» **Data to process**
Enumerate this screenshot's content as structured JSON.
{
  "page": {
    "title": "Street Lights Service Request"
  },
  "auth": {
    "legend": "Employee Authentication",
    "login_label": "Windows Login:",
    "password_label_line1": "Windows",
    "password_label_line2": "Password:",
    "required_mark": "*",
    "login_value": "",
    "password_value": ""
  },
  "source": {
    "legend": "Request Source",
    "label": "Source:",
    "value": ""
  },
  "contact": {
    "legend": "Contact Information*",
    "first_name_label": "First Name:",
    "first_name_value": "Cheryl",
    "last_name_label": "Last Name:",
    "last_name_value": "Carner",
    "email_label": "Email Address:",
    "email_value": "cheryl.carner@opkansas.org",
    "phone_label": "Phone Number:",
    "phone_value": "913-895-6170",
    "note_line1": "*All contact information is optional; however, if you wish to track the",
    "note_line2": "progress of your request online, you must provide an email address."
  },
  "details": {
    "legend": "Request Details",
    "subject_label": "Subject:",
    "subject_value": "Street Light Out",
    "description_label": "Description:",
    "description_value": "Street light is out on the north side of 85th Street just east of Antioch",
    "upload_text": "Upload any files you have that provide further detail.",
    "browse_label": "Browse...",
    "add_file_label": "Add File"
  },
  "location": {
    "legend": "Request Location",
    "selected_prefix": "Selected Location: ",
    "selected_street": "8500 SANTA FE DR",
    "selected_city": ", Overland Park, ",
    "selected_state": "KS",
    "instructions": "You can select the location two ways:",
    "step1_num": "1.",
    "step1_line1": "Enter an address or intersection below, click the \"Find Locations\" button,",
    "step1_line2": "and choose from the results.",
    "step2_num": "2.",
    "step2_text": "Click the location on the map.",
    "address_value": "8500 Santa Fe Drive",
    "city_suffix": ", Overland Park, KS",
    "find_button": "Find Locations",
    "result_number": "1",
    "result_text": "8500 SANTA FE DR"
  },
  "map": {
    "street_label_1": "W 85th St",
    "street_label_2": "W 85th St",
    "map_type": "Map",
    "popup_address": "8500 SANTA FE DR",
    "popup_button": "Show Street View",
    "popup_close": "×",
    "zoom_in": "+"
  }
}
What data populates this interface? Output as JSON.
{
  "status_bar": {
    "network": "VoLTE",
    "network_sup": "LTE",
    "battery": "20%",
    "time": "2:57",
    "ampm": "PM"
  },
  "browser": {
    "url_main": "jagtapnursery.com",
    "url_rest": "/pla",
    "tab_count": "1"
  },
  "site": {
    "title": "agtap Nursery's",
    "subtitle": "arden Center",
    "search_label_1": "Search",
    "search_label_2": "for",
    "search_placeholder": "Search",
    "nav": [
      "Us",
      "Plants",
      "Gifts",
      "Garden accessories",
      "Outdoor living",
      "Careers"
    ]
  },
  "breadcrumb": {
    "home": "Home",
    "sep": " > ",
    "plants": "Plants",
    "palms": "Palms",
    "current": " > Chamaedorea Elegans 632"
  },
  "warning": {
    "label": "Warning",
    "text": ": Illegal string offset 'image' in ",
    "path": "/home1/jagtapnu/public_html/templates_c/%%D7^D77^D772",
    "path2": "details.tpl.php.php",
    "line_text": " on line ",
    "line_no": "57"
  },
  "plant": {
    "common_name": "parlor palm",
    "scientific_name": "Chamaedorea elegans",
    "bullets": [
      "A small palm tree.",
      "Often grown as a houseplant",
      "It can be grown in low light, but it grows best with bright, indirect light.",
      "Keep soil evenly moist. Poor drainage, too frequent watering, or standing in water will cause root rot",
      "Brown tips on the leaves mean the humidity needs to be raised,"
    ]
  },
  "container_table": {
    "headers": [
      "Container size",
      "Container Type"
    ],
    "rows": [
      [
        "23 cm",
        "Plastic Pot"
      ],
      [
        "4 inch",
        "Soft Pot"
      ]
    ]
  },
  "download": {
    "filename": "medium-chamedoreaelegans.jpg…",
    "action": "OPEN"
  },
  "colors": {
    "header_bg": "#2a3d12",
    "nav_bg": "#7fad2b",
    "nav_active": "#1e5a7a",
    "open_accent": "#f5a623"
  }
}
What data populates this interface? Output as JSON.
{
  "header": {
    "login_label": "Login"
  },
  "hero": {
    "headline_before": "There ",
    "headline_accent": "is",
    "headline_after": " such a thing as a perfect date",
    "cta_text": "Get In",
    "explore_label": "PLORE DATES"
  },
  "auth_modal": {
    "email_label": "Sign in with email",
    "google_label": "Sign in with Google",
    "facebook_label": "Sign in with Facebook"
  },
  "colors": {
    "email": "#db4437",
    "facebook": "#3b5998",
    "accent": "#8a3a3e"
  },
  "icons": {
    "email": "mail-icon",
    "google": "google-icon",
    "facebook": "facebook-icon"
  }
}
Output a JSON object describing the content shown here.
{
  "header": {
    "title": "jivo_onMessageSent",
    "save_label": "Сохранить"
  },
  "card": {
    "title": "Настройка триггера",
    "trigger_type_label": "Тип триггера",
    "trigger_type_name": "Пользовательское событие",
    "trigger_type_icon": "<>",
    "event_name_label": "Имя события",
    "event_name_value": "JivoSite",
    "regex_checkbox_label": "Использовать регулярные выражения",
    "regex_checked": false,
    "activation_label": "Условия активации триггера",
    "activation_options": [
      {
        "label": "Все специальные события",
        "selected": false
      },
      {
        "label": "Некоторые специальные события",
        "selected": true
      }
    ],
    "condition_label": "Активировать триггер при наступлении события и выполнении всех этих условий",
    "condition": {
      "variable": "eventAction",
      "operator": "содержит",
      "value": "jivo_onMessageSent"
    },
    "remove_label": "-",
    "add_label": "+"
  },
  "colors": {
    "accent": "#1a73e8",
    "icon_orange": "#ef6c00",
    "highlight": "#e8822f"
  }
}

» **Stated problem**
Above are the records; retype them all without a single difference.

» **Exercise answer**
Enumerate this screenshot's content as structured JSON.
{
  "page": {
    "title": "Street Lights Service Request"
  },
  "auth": {
    "legend": "Employee Authentication",
    "login_label": "Windows Login:",
    "password_label_line1": "Windows",
    "password_label_line2": "Password:",
    "required_mark": "*",
    "login_value": "",
    "password_value": ""
  },
  "source": {
    "legend": "Request Source",
    "label": "Source:",
    "value": ""
  },
  "contact": {
    "legend": "Contact Information*",
    "first_name_label": "First Name:",
    "first_name_value": "Cheryl",
    "last_name_label": "Last Name:",
    "last_name_value": "Carner",
    "email_label": "Email Address:",
    "email_value": "cheryl.carner@opkansas.org",
    "phone_label": "Phone Number:",
    "phone_value": "913-895-6170",
    "note_line1": "*All contact information is optional; however, if you wish to track the",
    "note_line2": "progress of your request online, you must provide an email address."
  },
  "details": {
    "legend": "Request Details",
    "subject_label": "Subject:",
    "subject_value": "Street Light Out",
    "description_label": "Description:",
    "description_value": "Street light is out on the north side of 85th Street just east of Antioch",
    "upload_text": "Upload any files you have that provide further detail.",
    "browse_label": "Browse...",
    "add_file_label": "Add File"
  },
  "location": {
    "legend": "Request Location",
    "selected_prefix": "Selected Location: ",
    "selected_street": "8500 SANTA FE DR",
    "selected_city": ", Overland Park, ",
    "selected_state": "KS",
    "instructions": "You can select the location two ways:",
    "step1_num": "1.",
    "step1_line1": "Enter an address or intersection below, click the \"Find Locations\" button,",
    "step1_line2": "and choose from the results.",
    "step2_num": "2.",
    "step2_text": "Click the location on the map.",
    "address_value": "8500 Santa Fe Drive",
    "city_suffix": ", Overland Park, KS",
    "find_button": "Find Locations",
    "result_number": "1",
    "result_text": "8500 SANTA FE DR"
  },
  "map": {
    "street_label_1": "W 85th St",
    "street_label_2": "W 85th St",
    "map_type": "Map",
    "popup_address": "8500 SANTA FE DR",
    "popup_button": "Show Street View",
    "popup_close": "×",
    "zoom_in": "+"
  }
}
What data populates this interface? Output as JSON.
{
  "status_bar": {
    "network": "VoLTE",
    "network_sup": "LTE",
    "battery": "20%",
    "time": "2:57",
    "ampm": "PM"
  },
  "browser": {
    "url_main": "jagtapnursery.com",
    "url_rest": "/pla",
    "tab_count": "1"
  },
  "site": {
    "title": "agtap Nursery's",
    "subtitle": "arden Center",
    "search_label_1": "Search",
    "search_label_2": "for",
    "search_placeholder": "Search",
    "nav": [
      "Us",
      "Plants",
      "Gifts",
      "Garden accessories",
      "Outdoor living",
      "Careers"
    ]
  },
  "breadcrumb": {
    "home": "Home",
    "sep": " > ",
    "plants": "Plants",
    "palms": "Palms",
    "current": " > Chamaedorea Elegans 632"
  },
  "warning": {
    "label": "Warning",
    "text": ": Illegal string offset 'image' in ",
    "path": "/home1/jagtapnu/public_html/templates_c/%%D7^D77^D772",
    "path2": "details.tpl.php.php",
    "line_text": " on line ",
    "line_no": "57"
  },
  "plant": {
    "common_name": "parlor palm",
    "scientific_name": "Chamaedorea elegans",
    "bullets": [
      "A small palm tree.",
      "Often grown as a houseplant",
      "It can be grown in low light, but it grows best with bright, indirect light.",
      "Keep soil evenly moist. Poor drainage, too frequent watering, or standing in water will cause root rot",
      "Brown tips on the leaves mean the humidity needs to be raised,"
    ]
  },
  "container_table": {
    "headers": [
      "Container size",
      "Container Type"
    ],
    "rows": [
      [
        "23 cm",
        "Plastic Pot"
      ],
      [
        "4 inch",
        "Soft Pot"
      ]
    ]
  },
  "download": {
    "filename": "medium-chamedoreaelegans.jpg…",
    "action": "OPEN"
  },
  "colors": {
    "header_bg": "#2a3d12",
    "nav_bg": "#7fad2b",
    "nav_active": "#1e5a7a",
    "open_accent": "#f5a623"
  }
}
What data populates this interface? Output as JSON.
{
  "header": {
    "login_label": "Login"
  },
  "hero": {
    "headline_before": "There ",
    "headline_accent": "is",
    "headline_after": " such a thing as a perfect date",
    "cta_text": "Get In",
    "explore_label": "PLORE DATES"
  },
  "auth_modal": {
    "email_label": "Sign in with email",
    "google_label": "Sign in with Google",
    "facebook_label": "Sign in with Facebook"
  },
  "colors": {
    "email": "#db4437",
    "facebook": "#3b5998",
    "accent": "#8a3a3e"
  },
  "icons": {
    "email": "mail-icon",
    "google": "google-icon",
    "facebook": "facebook-icon"
  }
}
Output a JSON object describing the content shown here.
{
  "header": {
    "title": "jivo_onMessageSent",
    "save_label": "Сохранить"
  },
  "card": {
    "title": "Настройка триггера",
    "trigger_type_label": "Тип триггера",
    "trigger_type_name": "Пользовательское событие",
    "trigger_type_icon": "<>",
    "event_name_label": "Имя события",
    "event_name_value": "JivoSite",
    "regex_checkbox_label": "Использовать регулярные выражения",
    "regex_checked": false,
    "activation_label": "Условия активации триггера",
    "activation_options": [
      {
        "label": "Все специальные события",
        "selected": false
      },
      {
        "label": "Некоторые специальные события",
        "selected": true
      }
    ],
    "condition_label": "Активировать триггер при наступлении события и выполнении всех этих условий",
    "condition": {
      "variable": "eventAction",
      "operator": "содержит",
      "value": "jivo_onMessageSent"
    },
    "remove_label": "-",
    "add_label": "+"
  },
  "colors": {
    "accent": "#1a73e8",
    "icon_orange": "#ef6c00",
    "highlight": "#e8822f"
  }
}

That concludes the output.